TASK DETAILS: Pick out all lines in the listing holding the string "drawing" and copy them.

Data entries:
<<<<

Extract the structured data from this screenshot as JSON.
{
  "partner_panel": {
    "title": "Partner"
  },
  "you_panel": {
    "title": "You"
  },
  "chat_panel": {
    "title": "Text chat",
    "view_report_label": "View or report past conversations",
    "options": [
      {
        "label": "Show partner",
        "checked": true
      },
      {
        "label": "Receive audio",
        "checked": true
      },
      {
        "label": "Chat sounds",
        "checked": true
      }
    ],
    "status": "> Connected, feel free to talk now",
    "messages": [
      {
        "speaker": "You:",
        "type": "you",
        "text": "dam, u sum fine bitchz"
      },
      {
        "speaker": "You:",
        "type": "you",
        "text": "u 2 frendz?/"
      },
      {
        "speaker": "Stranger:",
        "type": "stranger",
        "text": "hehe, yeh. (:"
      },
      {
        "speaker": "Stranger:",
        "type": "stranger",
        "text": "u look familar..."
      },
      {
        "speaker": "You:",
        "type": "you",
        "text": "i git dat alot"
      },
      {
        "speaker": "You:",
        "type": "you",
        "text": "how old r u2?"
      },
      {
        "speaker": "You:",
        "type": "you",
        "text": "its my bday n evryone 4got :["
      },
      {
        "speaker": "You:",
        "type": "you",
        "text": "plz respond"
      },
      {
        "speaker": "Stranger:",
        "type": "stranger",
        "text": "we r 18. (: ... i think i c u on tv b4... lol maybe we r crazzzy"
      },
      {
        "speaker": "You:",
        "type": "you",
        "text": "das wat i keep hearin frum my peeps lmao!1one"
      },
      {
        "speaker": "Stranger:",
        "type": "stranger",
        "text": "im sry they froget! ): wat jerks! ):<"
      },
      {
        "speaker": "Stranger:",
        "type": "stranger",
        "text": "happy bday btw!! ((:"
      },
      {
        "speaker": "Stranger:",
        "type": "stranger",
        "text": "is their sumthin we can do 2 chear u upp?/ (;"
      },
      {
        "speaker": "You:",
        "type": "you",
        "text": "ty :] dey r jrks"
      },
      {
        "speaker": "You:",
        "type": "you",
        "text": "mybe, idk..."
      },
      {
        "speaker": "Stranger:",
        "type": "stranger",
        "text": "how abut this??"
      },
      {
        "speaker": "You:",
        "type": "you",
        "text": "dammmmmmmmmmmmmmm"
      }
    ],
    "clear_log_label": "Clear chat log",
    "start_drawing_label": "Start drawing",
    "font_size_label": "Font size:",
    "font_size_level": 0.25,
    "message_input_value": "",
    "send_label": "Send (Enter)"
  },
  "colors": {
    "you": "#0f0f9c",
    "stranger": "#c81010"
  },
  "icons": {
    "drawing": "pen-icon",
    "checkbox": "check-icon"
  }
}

>>>>

FINISHED ANSWER:
    "start_drawing_label": "Start drawing",
    "drawing": "pen-icon",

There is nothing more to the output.